**What the exercise asks**
Make an exact copy of the entries below with the pictures removed.

**Given records**

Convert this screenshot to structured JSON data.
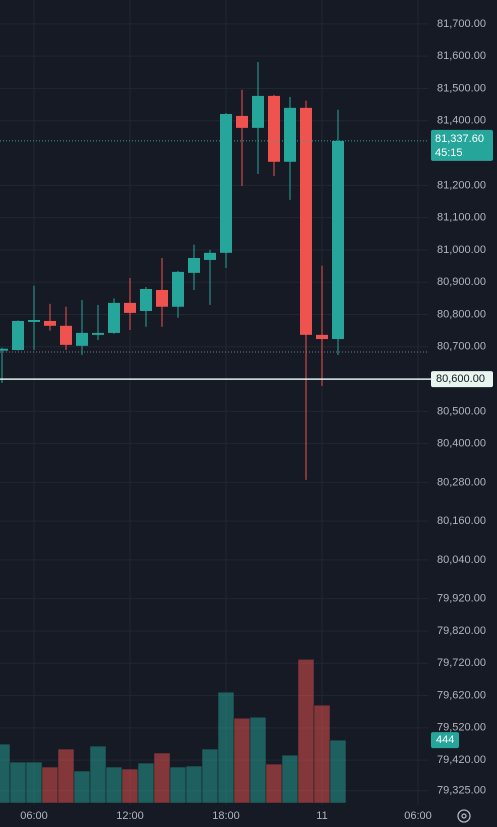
{
  "chart_data": {
    "type": "candlestick",
    "x": [
      0,
      1,
      2,
      3,
      4,
      5,
      6,
      7,
      8,
      9,
      10,
      11,
      12,
      13,
      14,
      15,
      16,
      17,
      18,
      19,
      20,
      21
    ],
    "open": [
      80688,
      80690,
      80777,
      80780,
      80765,
      80703,
      80737,
      80743,
      80836,
      80811,
      80876,
      80824,
      80929,
      80969,
      80991,
      81415,
      81378,
      81477,
      81273,
      81440,
      80737,
      80724
    ],
    "high": [
      80697,
      80782,
      80889,
      80833,
      80824,
      80845,
      80830,
      80850,
      80913,
      80885,
      80975,
      80935,
      81016,
      81000,
      81424,
      81496,
      81582,
      81480,
      81474,
      81462,
      80951,
      81434
    ],
    "low": [
      80588,
      80688,
      80690,
      80750,
      80690,
      80675,
      80721,
      80740,
      80752,
      80762,
      80762,
      80790,
      80876,
      80830,
      80944,
      81198,
      81235,
      81229,
      81155,
      80288,
      80579,
      80675
    ],
    "close": [
      80694,
      80780,
      80783,
      80765,
      80706,
      80743,
      80743,
      80836,
      80805,
      80879,
      80824,
      80932,
      80975,
      80991,
      81421,
      81378,
      81477,
      81273,
      81440,
      80737,
      80724,
      81337.6
    ],
    "volume": [
      416,
      289,
      289,
      254,
      381,
      226,
      402,
      254,
      240,
      282,
      353,
      254,
      261,
      381,
      783,
      599,
      606,
      275,
      338,
      1015,
      691,
      444
    ],
    "up_color": "#26a69a",
    "down_color": "#ef5350",
    "ylim": [
      79281,
      81774
    ],
    "yticks": [
      {
        "value": 81700,
        "label": "81,700.00"
      },
      {
        "value": 81600,
        "label": "81,600.00"
      },
      {
        "value": 81500,
        "label": "81,500.00"
      },
      {
        "value": 81400,
        "label": "81,400.00"
      },
      {
        "value": 81200,
        "label": "81,200.00"
      },
      {
        "value": 81100,
        "label": "81,100.00"
      },
      {
        "value": 81000,
        "label": "81,000.00"
      },
      {
        "value": 80900,
        "label": "80,900.00"
      },
      {
        "value": 80800,
        "label": "80,800.00"
      },
      {
        "value": 80700,
        "label": "80,700.00"
      },
      {
        "value": 80500,
        "label": "80,500.00"
      },
      {
        "value": 80400,
        "label": "80,400.00"
      },
      {
        "value": 80280,
        "label": "80,280.00"
      },
      {
        "value": 80160,
        "label": "80,160.00"
      },
      {
        "value": 80040,
        "label": "80,040.00"
      },
      {
        "value": 79920,
        "label": "79,920.00"
      },
      {
        "value": 79820,
        "label": "79,820.00"
      },
      {
        "value": 79720,
        "label": "79,720.00"
      },
      {
        "value": 79620,
        "label": "79,620.00"
      },
      {
        "value": 79520,
        "label": "79,520.00"
      },
      {
        "value": 79420,
        "label": "79,420.00"
      },
      {
        "value": 79325,
        "label": "79,325.00"
      }
    ],
    "xlim": [
      -0.125,
      26.625
    ],
    "xticks": [
      {
        "value": 2,
        "label": "06:00"
      },
      {
        "value": 8,
        "label": "12:00"
      },
      {
        "value": 14,
        "label": "18:00"
      },
      {
        "value": 20,
        "label": "11"
      },
      {
        "value": 26,
        "label": "06:00"
      }
    ],
    "vlim": [
      0,
      1300
    ],
    "last_price": {
      "value": 81337.6,
      "label": "81,337.60"
    },
    "countdown": "45:15",
    "alert_line": {
      "value": 80600,
      "label": "80,600.00"
    },
    "dotted_line": 80684,
    "grid": true
  }
}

**Exercise output**
Convert this screenshot to structured JSON data.
{
  "chart_data": {
    "type": "candlestick",
    "x": [
      0,
      1,
      2,
      3,
      4,
      5,
      6,
      7,
      8,
      9,
      10,
      11,
      12,
      13,
      14,
      15,
      16,
      17,
      18,
      19,
      20,
      21
    ],
    "open": [
      80688,
      80690,
      80777,
      80780,
      80765,
      80703,
      80737,
      80743,
      80836,
      80811,
      80876,
      80824,
      80929,
      80969,
      80991,
      81415,
      81378,
      81477,
      81273,
      81440,
      80737,
      80724
    ],
    "high": [
      80697,
      80782,
      80889,
      80833,
      80824,
      80845,
      80830,
      80850,
      80913,
      80885,
      80975,
      80935,
      81016,
      81000,
      81424,
      81496,
      81582,
      81480,
      81474,
      81462,
      80951,
      81434
    ],
    "low": [
      80588,
      80688,
      80690,
      80750,
      80690,
      80675,
      80721,
      80740,
      80752,
      80762,
      80762,
      80790,
      80876,
      80830,
      80944,
      81198,
      81235,
      81229,
      81155,
      80288,
      80579,
      80675
    ],
    "close": [
      80694,
      80780,
      80783,
      80765,
      80706,
      80743,
      80743,
      80836,
      80805,
      80879,
      80824,
      80932,
      80975,
      80991,
      81421,
      81378,
      81477,
      81273,
      81440,
      80737,
      80724,
      81337.6
    ],
    "volume": [
      416,
      289,
      289,
      254,
      381,
      226,
      402,
      254,
      240,
      282,
      353,
      254,
      261,
      381,
      783,
      599,
      606,
      275,
      338,
      1015,
      691,
      444
    ],
    "up_color": "#26a69a",
    "down_color": "#ef5350",
    "ylim": [
      79281,
      81774
    ],
    "yticks": [
      {
        "value": 81700,
        "label": "81,700.00"
      },
      {
        "value": 81600,
        "label": "81,600.00"
      },
      {
        "value": 81500,
        "label": "81,500.00"
      },
      {
        "value": 81400,
        "label": "81,400.00"
      },
      {
        "value": 81200,
        "label": "81,200.00"
      },
      {
        "value": 81100,
        "label": "81,100.00"
      },
      {
        "value": 81000,
        "label": "81,000.00"
      },
      {
        "value": 80900,
        "label": "80,900.00"
      },
      {
        "value": 80800,
        "label": "80,800.00"
      },
      {
        "value": 80700,
        "label": "80,700.00"
      },
      {
        "value": 80500,
        "label": "80,500.00"
      },
      {
        "value": 80400,
        "label": "80,400.00"
      },
      {
        "value": 80280,
        "label": "80,280.00"
      },
      {
        "value": 80160,
        "label": "80,160.00"
      },
      {
        "value": 80040,
        "label": "80,040.00"
      },
      {
        "value": 79920,
        "label": "79,920.00"
      },
      {
        "value": 79820,
        "label": "79,820.00"
      },
      {
        "value": 79720,
        "label": "79,720.00"
      },
      {
        "value": 79620,
        "label": "79,620.00"
      },
      {
        "value": 79520,
        "label": "79,520.00"
      },
      {
        "value": 79420,
        "label": "79,420.00"
      },
      {
        "value": 79325,
        "label": "79,325.00"
      }
    ],
    "xlim": [
      -0.125,
      26.625
    ],
    "xticks": [
      {
        "value": 2,
        "label": "06:00"
      },
      {
        "value": 8,
        "label": "12:00"
      },
      {
        "value": 14,
        "label": "18:00"
      },
      {
        "value": 20,
        "label": "11"
      },
      {
        "value": 26,
        "label": "06:00"
      }
    ],
    "vlim": [
      0,
      1300
    ],
    "last_price": {
      "value": 81337.6,
      "label": "81,337.60"
    },
    "countdown": "45:15",
    "alert_line": {
      "value": 80600,
      "label": "80,600.00"
    },
    "dotted_line": 80684,
    "grid": true
  }
}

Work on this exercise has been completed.